EXERCISE GOAL: Output the material word for word. Leave each picture out.

------------------------------

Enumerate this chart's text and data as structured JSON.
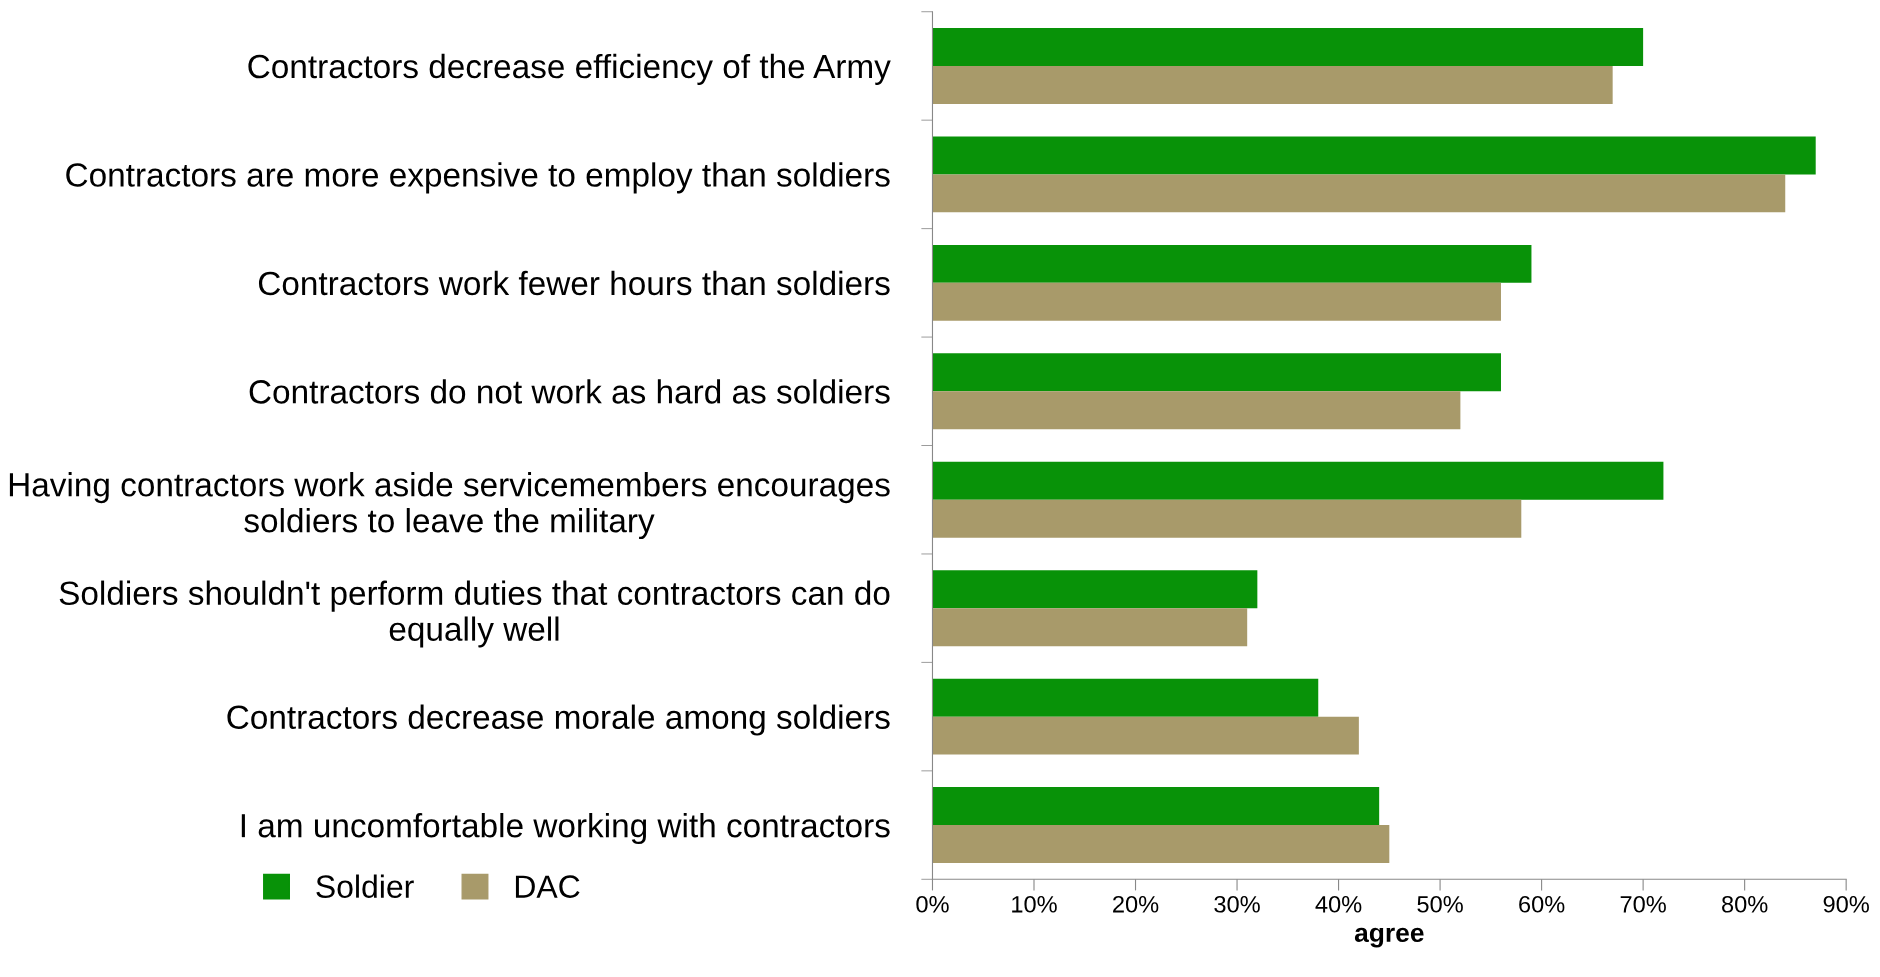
{
  "chart_data": {
    "type": "bar",
    "orientation": "horizontal",
    "xlabel": "agree",
    "categories": [
      "Contractors decrease efficiency of the Army",
      "Contractors are more expensive to employ than soldiers",
      "Contractors work fewer hours than soldiers",
      "Contractors do not work as hard as soldiers",
      "Having contractors work aside servicemembers encourages\nsoldiers to leave the military",
      "Soldiers shouldn't perform duties that contractors can do\nequally well",
      "Contractors decrease morale among soldiers",
      "I am uncomfortable working with contractors"
    ],
    "series": [
      {
        "name": "Soldier",
        "color": "#089208",
        "values": [
          70,
          87,
          59,
          56,
          72,
          32,
          38,
          44
        ]
      },
      {
        "name": "DAC",
        "color": "#a89a6a",
        "values": [
          67,
          84,
          56,
          52,
          58,
          31,
          42,
          45
        ]
      }
    ],
    "xlim": [
      0,
      90
    ],
    "xticks": [
      {
        "value": 0,
        "label": "0%"
      },
      {
        "value": 10,
        "label": "10%"
      },
      {
        "value": 20,
        "label": "20%"
      },
      {
        "value": 30,
        "label": "30%"
      },
      {
        "value": 40,
        "label": "40%"
      },
      {
        "value": 50,
        "label": "50%"
      },
      {
        "value": 60,
        "label": "60%"
      },
      {
        "value": 70,
        "label": "70%"
      },
      {
        "value": 80,
        "label": "80%"
      },
      {
        "value": 90,
        "label": "90%"
      }
    ],
    "grid": false,
    "legend": "bottom left"
  }
}
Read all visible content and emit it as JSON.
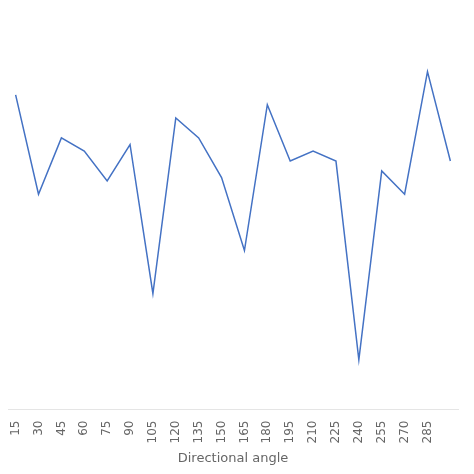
{
  "chart_data": {
    "type": "line",
    "x": [
      15,
      30,
      45,
      60,
      75,
      90,
      105,
      120,
      135,
      150,
      165,
      180,
      195,
      210,
      225,
      240,
      255,
      270,
      285,
      300
    ],
    "values": [
      9.5,
      6.5,
      8.2,
      7.8,
      6.9,
      8.0,
      3.5,
      8.8,
      8.2,
      7.0,
      4.8,
      9.2,
      7.5,
      7.8,
      7.5,
      1.5,
      7.2,
      6.5,
      10.2,
      7.5
    ],
    "color": "#4472c4",
    "xlabel": "Directional angle",
    "xlim": [
      10,
      305
    ],
    "xticks": [
      15,
      30,
      45,
      60,
      75,
      90,
      105,
      120,
      135,
      150,
      165,
      180,
      195,
      210,
      225,
      240,
      255,
      270,
      285
    ],
    "ylim": [
      0,
      12
    ],
    "tick_labels": "x",
    "grid": false
  }
}
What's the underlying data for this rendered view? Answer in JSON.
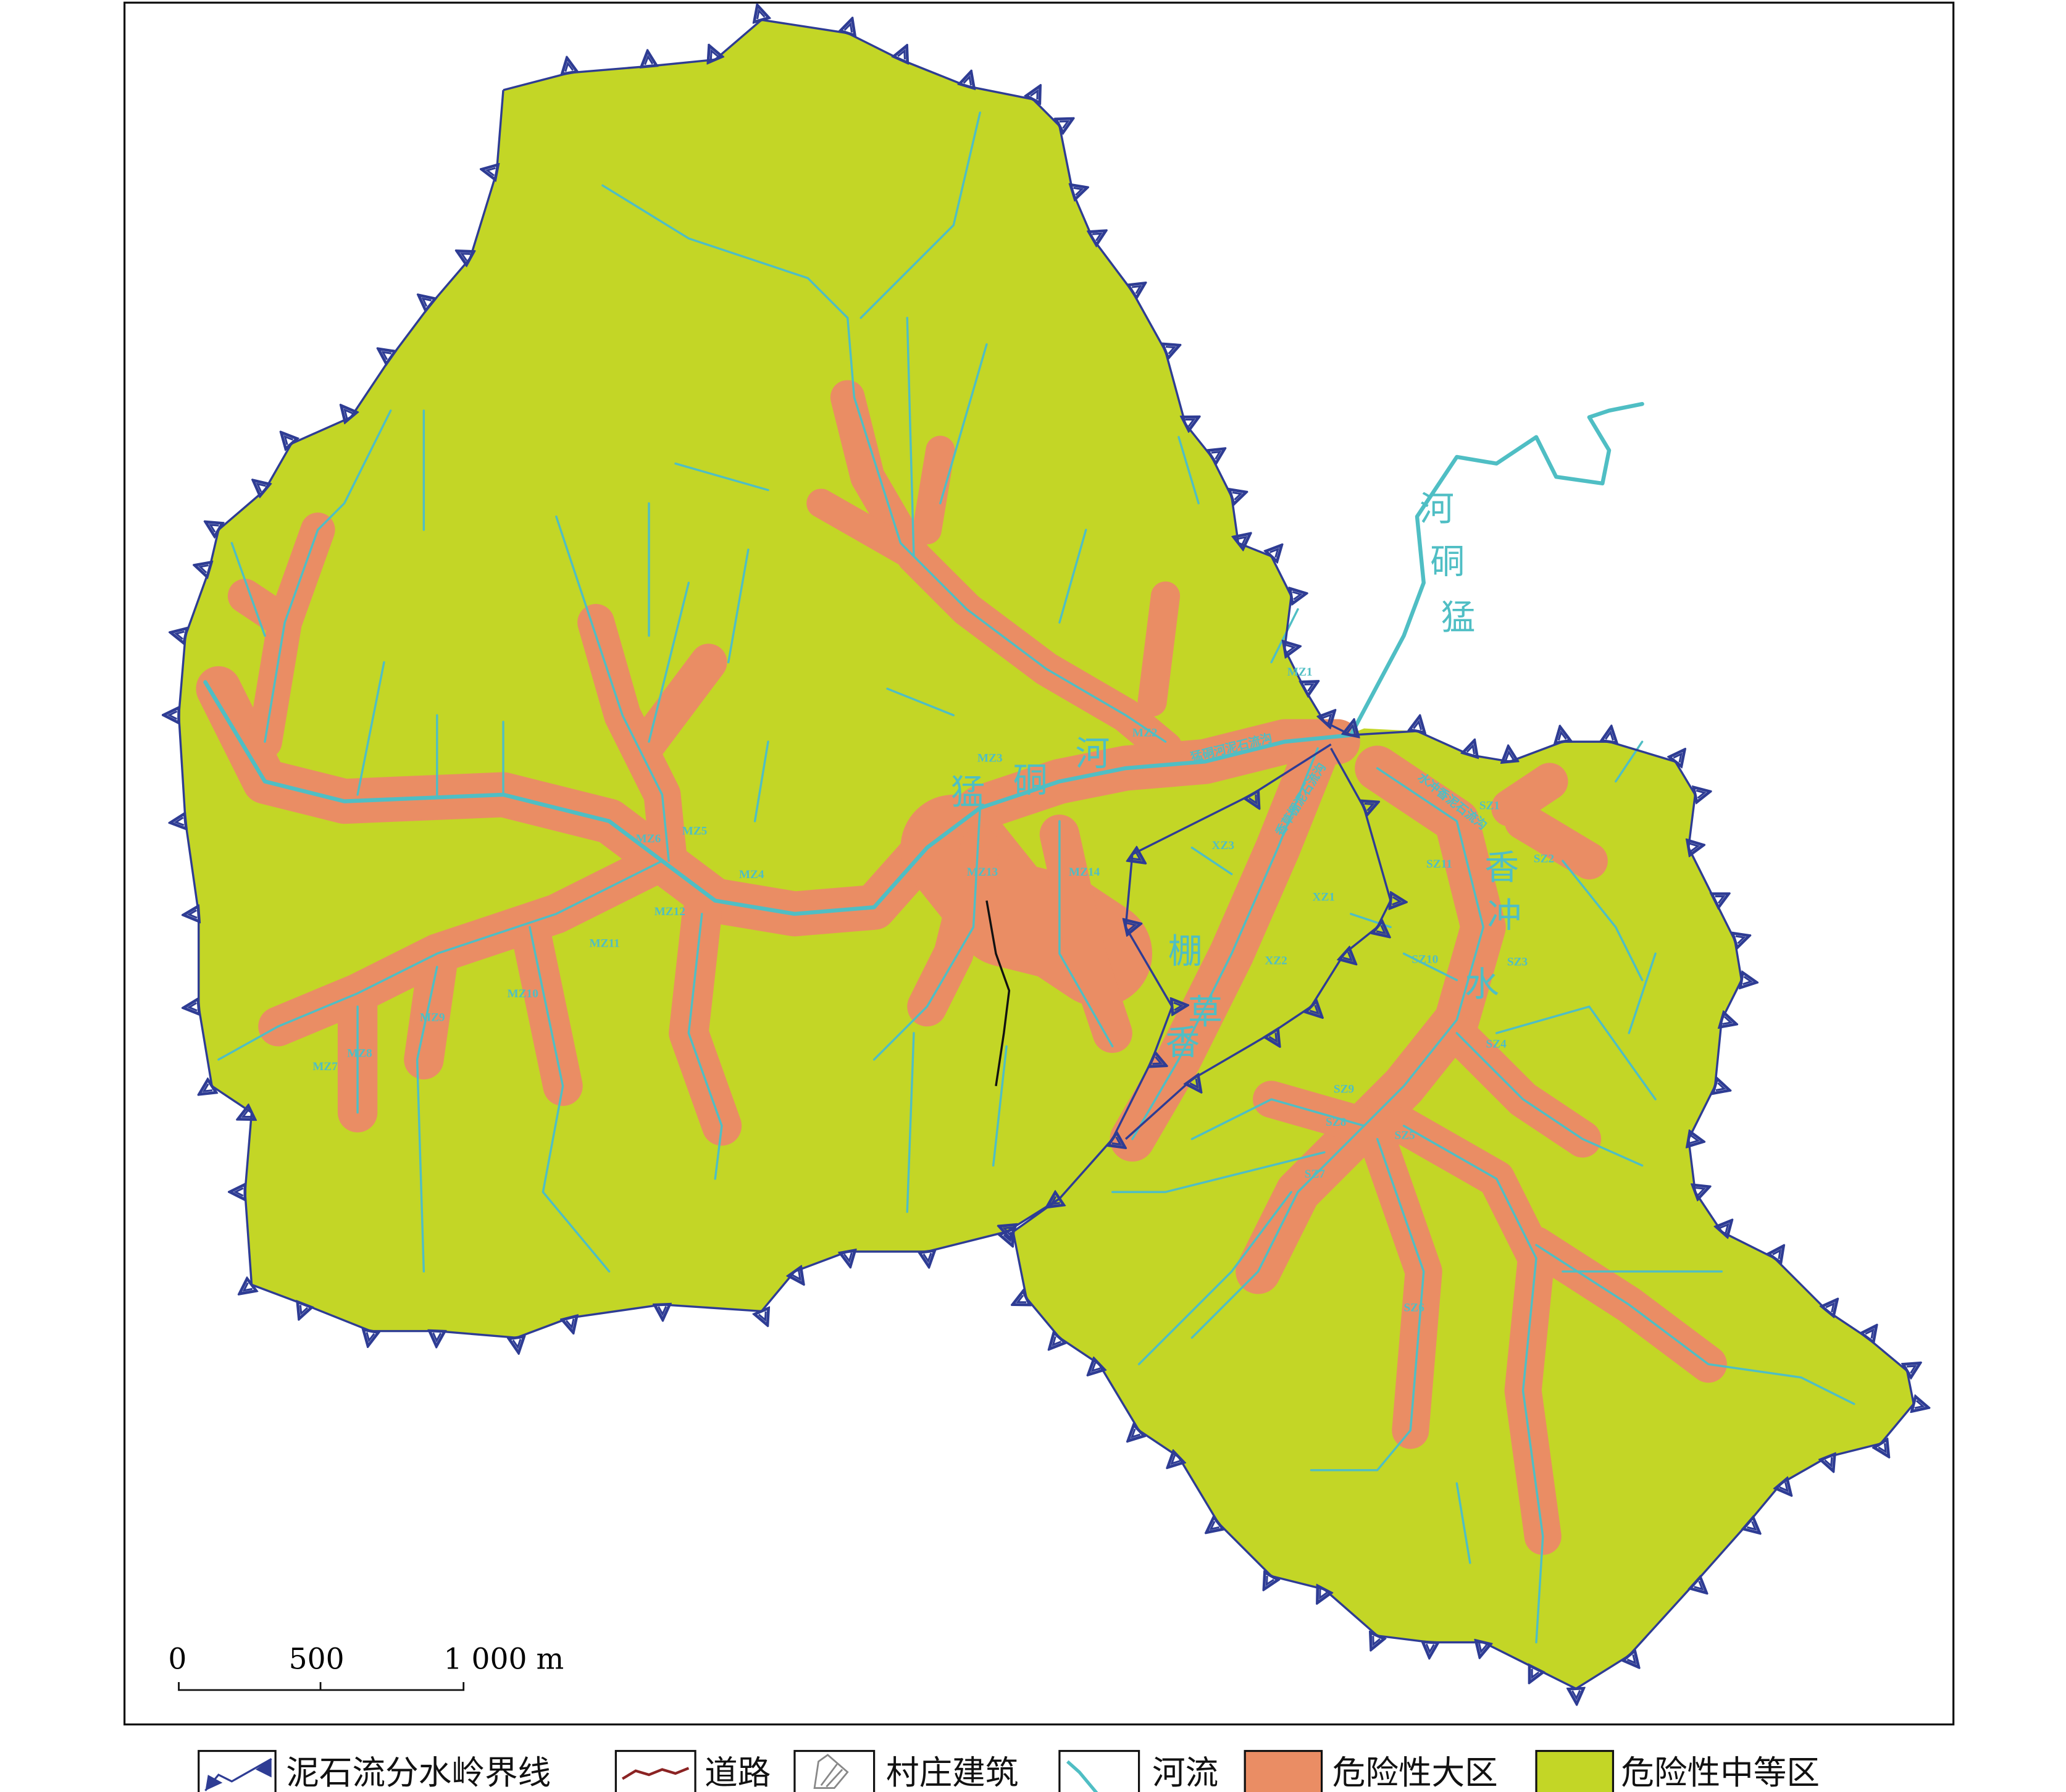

------------------------------

TASK OUTPUT:
Enumerate this chart's text and data as structured JSON.
{
  "chart_data": {
    "type": "bar",
    "orientation": "horizontal",
    "xlabel": "agree",
    "categories": [
      "Contractors decrease efficiency of the Army",
      "Contractors are more expensive to employ than soldiers",
      "Contractors work fewer hours than soldiers",
      "Contractors do not work as hard as soldiers",
      "Having contractors work aside servicemembers encourages\nsoldiers to leave the military",
      "Soldiers shouldn't perform duties that contractors can do\nequally well",
      "Contractors decrease morale among soldiers",
      "I am uncomfortable working with contractors"
    ],
    "series": [
      {
        "name": "Soldier",
        "color": "#089208",
        "values": [
          70,
          87,
          59,
          56,
          72,
          32,
          38,
          44
        ]
      },
      {
        "name": "DAC",
        "color": "#a89a6a",
        "values": [
          67,
          84,
          56,
          52,
          58,
          31,
          42,
          45
        ]
      }
    ],
    "xlim": [
      0,
      90
    ],
    "xticks": [
      {
        "value": 0,
        "label": "0%"
      },
      {
        "value": 10,
        "label": "10%"
      },
      {
        "value": 20,
        "label": "20%"
      },
      {
        "value": 30,
        "label": "30%"
      },
      {
        "value": 40,
        "label": "40%"
      },
      {
        "value": 50,
        "label": "50%"
      },
      {
        "value": 60,
        "label": "60%"
      },
      {
        "value": 70,
        "label": "70%"
      },
      {
        "value": 80,
        "label": "80%"
      },
      {
        "value": 90,
        "label": "90%"
      }
    ],
    "grid": false,
    "legend": "bottom left"
  }
}
Read all visible content and emit it as JSON.
{
  "chart_data": {
    "type": "line",
    "x": [
      15,
      30,
      45,
      60,
      75,
      90,
      105,
      120,
      135,
      150,
      165,
      180,
      195,
      210,
      225,
      240,
      255,
      270,
      285,
      300
    ],
    "values": [
      9.5,
      6.5,
      8.2,
      7.8,
      6.9,
      8.0,
      3.5,
      8.8,
      8.2,
      7.0,
      4.8,
      9.2,
      7.5,
      7.8,
      7.5,
      1.5,
      7.2,
      6.5,
      10.2,
      7.5
    ],
    "color": "#4472c4",
    "xlabel": "Directional angle",
    "xlim": [
      10,
      305
    ],
    "xticks": [
      15,
      30,
      45,
      60,
      75,
      90,
      105,
      120,
      135,
      150,
      165,
      180,
      195,
      210,
      225,
      240,
      255,
      270,
      285
    ],
    "ylim": [
      0,
      12
    ],
    "tick_labels": "x",
    "grid": false
  }
}
What's the underlying data for this rendered view? Answer in JSON.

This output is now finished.